◆ Given request: Gather all lines in the entries that include the word "name".

◆ Dataset listings of figures:

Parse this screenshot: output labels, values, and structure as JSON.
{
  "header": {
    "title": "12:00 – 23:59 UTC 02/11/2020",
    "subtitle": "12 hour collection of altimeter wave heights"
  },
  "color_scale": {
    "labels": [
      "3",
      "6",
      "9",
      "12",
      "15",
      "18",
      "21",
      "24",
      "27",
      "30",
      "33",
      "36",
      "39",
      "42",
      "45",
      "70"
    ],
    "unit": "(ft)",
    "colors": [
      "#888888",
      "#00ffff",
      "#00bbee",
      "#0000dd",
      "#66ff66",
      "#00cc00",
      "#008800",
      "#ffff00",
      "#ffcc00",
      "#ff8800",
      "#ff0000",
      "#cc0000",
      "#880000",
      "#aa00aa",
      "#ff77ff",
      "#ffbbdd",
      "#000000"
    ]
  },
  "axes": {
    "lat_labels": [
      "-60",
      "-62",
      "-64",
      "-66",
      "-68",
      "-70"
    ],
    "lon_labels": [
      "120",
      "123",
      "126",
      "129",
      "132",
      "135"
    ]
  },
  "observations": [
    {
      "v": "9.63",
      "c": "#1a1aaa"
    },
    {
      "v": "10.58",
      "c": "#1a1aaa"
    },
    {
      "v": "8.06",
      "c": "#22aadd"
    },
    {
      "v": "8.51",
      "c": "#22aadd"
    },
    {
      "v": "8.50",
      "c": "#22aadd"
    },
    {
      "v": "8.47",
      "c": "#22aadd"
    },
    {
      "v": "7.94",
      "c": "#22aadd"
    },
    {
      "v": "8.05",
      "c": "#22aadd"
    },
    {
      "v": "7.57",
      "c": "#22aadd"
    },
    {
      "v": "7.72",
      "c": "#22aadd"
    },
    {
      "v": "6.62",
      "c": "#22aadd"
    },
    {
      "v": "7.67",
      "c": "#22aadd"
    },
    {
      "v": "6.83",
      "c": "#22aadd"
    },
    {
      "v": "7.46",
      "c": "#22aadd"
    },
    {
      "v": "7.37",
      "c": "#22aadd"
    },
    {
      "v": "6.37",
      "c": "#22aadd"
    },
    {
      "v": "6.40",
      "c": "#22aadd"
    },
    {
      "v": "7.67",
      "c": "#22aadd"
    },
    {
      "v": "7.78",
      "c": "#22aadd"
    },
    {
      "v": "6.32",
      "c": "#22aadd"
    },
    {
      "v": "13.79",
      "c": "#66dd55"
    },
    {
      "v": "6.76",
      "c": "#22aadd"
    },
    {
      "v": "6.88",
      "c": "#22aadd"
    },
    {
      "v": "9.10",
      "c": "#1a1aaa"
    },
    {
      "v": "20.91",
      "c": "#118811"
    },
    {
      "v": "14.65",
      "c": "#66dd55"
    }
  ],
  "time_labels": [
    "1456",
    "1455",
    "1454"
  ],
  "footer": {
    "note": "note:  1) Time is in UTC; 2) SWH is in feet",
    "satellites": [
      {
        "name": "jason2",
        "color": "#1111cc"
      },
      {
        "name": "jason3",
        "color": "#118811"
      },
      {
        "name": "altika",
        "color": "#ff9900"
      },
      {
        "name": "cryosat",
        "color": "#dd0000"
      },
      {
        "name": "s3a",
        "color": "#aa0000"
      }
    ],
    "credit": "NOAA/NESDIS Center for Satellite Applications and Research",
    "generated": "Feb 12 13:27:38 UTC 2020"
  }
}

◆ Answer to this problem:
        "name": "jason2",
        "name": "jason3",
        "name": "altika",
        "name": "cryosat",
        "name": "s3a",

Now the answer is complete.